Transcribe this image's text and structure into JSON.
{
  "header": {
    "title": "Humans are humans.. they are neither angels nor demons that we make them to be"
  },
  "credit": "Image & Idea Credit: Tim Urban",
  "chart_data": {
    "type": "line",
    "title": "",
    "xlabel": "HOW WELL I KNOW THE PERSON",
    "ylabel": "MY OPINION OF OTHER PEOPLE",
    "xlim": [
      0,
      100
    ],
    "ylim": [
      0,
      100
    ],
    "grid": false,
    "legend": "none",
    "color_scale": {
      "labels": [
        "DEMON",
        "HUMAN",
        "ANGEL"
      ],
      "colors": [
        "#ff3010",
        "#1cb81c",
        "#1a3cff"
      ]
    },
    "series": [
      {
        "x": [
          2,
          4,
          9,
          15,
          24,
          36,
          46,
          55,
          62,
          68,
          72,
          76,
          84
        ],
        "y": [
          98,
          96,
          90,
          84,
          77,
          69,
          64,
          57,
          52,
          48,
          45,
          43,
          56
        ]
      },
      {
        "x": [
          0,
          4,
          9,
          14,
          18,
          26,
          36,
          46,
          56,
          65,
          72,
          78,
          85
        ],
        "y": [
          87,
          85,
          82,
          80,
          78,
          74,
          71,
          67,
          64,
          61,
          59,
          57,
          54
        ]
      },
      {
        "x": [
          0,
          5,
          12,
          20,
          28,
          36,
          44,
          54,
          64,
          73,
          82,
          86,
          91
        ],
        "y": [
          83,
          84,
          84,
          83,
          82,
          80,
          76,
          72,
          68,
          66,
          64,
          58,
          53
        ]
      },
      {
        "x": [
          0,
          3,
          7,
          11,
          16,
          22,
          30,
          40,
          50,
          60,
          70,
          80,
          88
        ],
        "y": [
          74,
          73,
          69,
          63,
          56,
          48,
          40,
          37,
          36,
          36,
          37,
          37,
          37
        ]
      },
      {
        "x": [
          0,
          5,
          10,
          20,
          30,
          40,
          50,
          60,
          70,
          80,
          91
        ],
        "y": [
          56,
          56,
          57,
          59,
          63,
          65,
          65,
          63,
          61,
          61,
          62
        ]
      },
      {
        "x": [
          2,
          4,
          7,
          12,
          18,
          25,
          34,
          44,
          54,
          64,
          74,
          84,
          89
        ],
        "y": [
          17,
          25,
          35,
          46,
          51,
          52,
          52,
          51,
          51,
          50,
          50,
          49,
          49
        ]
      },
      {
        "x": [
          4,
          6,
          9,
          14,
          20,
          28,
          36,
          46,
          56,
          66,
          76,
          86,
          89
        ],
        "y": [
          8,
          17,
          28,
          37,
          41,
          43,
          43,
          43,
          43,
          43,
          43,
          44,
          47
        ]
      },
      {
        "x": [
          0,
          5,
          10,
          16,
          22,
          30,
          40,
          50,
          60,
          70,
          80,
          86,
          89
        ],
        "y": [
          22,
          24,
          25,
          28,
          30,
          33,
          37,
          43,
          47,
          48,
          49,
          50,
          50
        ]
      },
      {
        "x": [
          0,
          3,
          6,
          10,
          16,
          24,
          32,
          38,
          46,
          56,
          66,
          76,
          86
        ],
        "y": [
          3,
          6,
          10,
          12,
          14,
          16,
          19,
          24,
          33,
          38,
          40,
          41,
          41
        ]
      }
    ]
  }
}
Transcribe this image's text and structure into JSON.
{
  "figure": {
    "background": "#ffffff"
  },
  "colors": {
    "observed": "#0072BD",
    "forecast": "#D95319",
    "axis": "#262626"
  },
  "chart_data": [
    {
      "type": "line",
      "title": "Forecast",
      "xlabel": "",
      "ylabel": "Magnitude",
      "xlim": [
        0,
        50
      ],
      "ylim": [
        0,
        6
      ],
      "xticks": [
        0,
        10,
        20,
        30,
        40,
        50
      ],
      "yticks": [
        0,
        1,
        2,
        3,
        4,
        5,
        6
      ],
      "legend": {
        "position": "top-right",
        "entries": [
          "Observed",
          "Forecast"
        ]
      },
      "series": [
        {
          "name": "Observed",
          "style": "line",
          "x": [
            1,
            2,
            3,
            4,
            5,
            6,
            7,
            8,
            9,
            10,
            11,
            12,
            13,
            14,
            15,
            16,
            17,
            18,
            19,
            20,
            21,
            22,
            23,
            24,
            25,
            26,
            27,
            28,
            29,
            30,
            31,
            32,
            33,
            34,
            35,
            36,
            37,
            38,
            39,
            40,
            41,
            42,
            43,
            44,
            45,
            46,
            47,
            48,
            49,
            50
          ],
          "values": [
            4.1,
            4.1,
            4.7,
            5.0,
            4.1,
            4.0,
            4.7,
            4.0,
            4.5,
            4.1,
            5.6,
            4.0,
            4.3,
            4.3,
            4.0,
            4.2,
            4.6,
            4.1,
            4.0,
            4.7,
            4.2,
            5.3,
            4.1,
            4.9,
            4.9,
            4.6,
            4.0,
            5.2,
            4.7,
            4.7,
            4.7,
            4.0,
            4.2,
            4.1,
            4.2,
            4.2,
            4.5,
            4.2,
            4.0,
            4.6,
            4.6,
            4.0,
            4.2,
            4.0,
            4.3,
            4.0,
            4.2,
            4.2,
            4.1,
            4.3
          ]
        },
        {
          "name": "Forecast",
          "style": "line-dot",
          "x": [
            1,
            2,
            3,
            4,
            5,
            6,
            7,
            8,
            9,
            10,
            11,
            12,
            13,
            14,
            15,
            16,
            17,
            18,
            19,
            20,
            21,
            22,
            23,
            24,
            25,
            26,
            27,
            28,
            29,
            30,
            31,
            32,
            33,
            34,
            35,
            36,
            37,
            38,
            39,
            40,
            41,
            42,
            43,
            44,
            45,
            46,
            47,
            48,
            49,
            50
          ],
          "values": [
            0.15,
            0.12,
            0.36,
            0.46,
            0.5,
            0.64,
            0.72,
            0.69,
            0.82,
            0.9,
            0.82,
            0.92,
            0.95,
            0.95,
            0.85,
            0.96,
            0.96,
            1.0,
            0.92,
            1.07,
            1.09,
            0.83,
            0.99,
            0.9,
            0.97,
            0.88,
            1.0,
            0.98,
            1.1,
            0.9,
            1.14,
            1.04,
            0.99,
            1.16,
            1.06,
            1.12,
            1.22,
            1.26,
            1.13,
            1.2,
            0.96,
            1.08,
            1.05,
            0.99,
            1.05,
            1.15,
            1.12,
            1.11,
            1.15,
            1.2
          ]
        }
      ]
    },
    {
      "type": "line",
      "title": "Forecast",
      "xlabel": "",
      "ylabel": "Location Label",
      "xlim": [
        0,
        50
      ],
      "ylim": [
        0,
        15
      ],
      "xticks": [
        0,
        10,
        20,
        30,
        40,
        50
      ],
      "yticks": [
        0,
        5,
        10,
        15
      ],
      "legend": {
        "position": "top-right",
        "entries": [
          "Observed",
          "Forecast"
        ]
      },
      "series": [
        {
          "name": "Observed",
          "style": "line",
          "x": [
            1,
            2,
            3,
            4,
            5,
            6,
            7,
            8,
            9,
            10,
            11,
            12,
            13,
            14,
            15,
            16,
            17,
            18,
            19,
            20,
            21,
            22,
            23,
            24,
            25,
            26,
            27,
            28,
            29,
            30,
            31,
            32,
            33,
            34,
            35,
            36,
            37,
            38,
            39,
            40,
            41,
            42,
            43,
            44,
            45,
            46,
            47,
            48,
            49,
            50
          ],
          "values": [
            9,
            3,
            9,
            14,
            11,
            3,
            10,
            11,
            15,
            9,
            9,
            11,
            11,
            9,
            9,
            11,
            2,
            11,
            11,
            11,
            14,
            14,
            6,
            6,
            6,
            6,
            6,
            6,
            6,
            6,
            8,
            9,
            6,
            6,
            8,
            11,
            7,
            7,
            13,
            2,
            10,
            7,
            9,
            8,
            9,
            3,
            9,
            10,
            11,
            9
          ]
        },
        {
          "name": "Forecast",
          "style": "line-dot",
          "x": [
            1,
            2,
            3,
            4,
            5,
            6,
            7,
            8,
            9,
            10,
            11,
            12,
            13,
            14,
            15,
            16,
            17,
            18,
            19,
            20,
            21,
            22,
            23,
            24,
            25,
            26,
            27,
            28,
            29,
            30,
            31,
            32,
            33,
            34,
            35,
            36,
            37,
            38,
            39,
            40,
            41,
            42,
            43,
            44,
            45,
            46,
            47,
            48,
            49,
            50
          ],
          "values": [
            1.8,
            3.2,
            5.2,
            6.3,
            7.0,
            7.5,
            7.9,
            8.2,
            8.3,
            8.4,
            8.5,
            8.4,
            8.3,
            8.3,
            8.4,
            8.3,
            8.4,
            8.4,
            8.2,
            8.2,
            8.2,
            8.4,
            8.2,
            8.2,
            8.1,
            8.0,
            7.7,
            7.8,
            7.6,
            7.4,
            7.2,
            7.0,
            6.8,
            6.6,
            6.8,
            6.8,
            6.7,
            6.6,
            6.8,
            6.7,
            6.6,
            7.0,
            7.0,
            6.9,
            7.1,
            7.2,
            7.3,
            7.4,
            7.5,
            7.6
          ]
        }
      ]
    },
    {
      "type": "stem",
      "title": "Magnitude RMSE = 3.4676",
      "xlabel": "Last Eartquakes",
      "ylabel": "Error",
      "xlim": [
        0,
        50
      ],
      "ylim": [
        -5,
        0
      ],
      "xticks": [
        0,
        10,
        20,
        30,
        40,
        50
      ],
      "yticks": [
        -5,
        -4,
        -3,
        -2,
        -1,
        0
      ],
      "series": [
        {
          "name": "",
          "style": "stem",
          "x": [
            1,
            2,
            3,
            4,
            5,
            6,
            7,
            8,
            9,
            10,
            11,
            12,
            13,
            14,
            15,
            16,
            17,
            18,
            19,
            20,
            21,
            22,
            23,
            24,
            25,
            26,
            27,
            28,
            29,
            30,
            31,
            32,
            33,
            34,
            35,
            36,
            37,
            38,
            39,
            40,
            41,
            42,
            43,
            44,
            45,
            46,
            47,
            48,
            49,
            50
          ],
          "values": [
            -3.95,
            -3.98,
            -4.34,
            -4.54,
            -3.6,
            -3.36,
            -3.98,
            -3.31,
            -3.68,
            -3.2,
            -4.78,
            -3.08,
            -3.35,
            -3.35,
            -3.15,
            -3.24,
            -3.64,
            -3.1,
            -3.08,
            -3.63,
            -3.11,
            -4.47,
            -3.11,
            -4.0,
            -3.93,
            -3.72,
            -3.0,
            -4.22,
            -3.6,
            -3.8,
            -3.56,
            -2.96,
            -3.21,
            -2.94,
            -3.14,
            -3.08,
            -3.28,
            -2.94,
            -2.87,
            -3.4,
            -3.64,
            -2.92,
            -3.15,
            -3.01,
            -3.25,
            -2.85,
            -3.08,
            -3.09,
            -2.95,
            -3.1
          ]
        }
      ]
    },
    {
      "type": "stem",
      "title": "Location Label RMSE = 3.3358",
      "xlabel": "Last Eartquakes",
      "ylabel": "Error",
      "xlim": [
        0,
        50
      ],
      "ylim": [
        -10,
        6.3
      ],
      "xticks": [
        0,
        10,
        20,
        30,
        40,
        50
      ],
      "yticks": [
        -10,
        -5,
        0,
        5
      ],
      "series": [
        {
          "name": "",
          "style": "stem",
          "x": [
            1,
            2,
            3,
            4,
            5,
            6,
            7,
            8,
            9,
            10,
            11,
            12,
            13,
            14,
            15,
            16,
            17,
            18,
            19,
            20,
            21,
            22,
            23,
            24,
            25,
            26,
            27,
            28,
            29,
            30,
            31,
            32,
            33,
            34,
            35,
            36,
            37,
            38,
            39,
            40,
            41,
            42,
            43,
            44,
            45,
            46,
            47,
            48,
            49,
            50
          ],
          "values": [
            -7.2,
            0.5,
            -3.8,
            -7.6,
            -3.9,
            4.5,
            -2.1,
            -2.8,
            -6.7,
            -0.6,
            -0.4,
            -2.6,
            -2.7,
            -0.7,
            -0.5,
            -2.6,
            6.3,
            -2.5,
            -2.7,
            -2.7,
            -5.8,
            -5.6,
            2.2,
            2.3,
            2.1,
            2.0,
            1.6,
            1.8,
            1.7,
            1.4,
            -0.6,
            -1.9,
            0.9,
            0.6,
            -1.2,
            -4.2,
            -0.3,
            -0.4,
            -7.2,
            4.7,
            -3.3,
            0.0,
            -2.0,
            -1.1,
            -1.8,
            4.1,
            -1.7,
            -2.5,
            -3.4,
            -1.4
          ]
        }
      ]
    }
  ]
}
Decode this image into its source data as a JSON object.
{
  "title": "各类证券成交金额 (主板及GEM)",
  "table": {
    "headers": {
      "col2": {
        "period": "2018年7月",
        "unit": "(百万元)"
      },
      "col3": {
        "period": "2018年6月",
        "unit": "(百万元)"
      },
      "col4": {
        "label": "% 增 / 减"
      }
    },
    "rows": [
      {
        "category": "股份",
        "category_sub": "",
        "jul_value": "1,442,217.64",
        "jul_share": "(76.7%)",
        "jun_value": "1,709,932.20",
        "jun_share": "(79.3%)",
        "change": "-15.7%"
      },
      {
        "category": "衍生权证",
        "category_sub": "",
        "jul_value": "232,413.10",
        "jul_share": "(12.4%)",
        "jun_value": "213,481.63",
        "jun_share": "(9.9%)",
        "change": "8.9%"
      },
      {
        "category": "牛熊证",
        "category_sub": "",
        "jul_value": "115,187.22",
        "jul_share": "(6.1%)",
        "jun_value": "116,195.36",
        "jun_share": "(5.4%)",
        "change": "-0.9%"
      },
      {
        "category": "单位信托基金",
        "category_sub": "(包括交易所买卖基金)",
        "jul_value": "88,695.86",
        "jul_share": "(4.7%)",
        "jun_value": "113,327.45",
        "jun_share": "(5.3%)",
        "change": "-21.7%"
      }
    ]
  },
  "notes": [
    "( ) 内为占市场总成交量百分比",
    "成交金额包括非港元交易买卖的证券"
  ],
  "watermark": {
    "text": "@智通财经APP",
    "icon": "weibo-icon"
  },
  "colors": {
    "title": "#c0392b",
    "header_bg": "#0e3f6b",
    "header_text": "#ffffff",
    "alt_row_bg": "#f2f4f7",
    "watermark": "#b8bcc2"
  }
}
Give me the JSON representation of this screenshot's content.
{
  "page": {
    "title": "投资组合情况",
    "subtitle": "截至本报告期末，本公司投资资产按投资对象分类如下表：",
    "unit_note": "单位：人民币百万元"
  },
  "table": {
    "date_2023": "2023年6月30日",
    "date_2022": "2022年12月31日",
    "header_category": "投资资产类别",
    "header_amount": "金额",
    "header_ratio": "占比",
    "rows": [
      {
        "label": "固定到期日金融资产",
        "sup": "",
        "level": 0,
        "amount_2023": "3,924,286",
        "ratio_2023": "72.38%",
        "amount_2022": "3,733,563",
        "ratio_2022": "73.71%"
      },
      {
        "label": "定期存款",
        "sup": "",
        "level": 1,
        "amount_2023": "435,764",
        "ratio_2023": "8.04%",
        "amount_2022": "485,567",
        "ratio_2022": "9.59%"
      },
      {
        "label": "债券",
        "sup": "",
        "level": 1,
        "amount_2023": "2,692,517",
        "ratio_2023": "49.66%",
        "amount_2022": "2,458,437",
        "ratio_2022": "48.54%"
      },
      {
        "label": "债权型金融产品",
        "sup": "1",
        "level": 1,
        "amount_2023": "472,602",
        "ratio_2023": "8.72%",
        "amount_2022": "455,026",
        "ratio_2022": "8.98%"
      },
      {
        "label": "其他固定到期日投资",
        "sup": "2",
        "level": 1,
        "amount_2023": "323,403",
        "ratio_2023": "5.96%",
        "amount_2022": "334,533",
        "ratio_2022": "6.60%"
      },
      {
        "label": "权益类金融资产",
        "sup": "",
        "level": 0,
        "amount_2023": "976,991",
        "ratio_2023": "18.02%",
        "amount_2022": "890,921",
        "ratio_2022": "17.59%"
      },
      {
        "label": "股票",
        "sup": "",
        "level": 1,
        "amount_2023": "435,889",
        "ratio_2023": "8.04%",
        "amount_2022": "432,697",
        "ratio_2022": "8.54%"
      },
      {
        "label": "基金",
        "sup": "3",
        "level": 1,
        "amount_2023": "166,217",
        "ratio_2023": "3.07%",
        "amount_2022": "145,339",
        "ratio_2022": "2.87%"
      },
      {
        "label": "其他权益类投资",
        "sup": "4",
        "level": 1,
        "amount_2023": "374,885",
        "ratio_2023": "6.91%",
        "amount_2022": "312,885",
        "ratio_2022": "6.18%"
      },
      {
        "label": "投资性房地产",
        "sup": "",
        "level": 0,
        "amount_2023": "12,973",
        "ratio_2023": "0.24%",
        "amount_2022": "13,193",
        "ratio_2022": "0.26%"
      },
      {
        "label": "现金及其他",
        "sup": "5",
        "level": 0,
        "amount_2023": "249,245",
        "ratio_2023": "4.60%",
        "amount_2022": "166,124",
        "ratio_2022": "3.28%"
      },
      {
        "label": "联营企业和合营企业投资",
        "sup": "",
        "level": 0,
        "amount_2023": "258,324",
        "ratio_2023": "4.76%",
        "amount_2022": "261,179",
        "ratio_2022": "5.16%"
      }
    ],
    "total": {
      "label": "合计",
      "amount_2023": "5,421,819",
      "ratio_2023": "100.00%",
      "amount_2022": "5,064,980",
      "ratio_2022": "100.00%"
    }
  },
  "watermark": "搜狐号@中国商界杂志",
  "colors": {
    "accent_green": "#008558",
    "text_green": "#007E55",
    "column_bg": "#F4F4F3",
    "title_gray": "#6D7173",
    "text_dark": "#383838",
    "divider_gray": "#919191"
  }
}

..........

** EXERCISE DESCRIPTION **
Report the number of lines holding the string "ffffff", without any other words.

** FINISHED EXERCISE **
2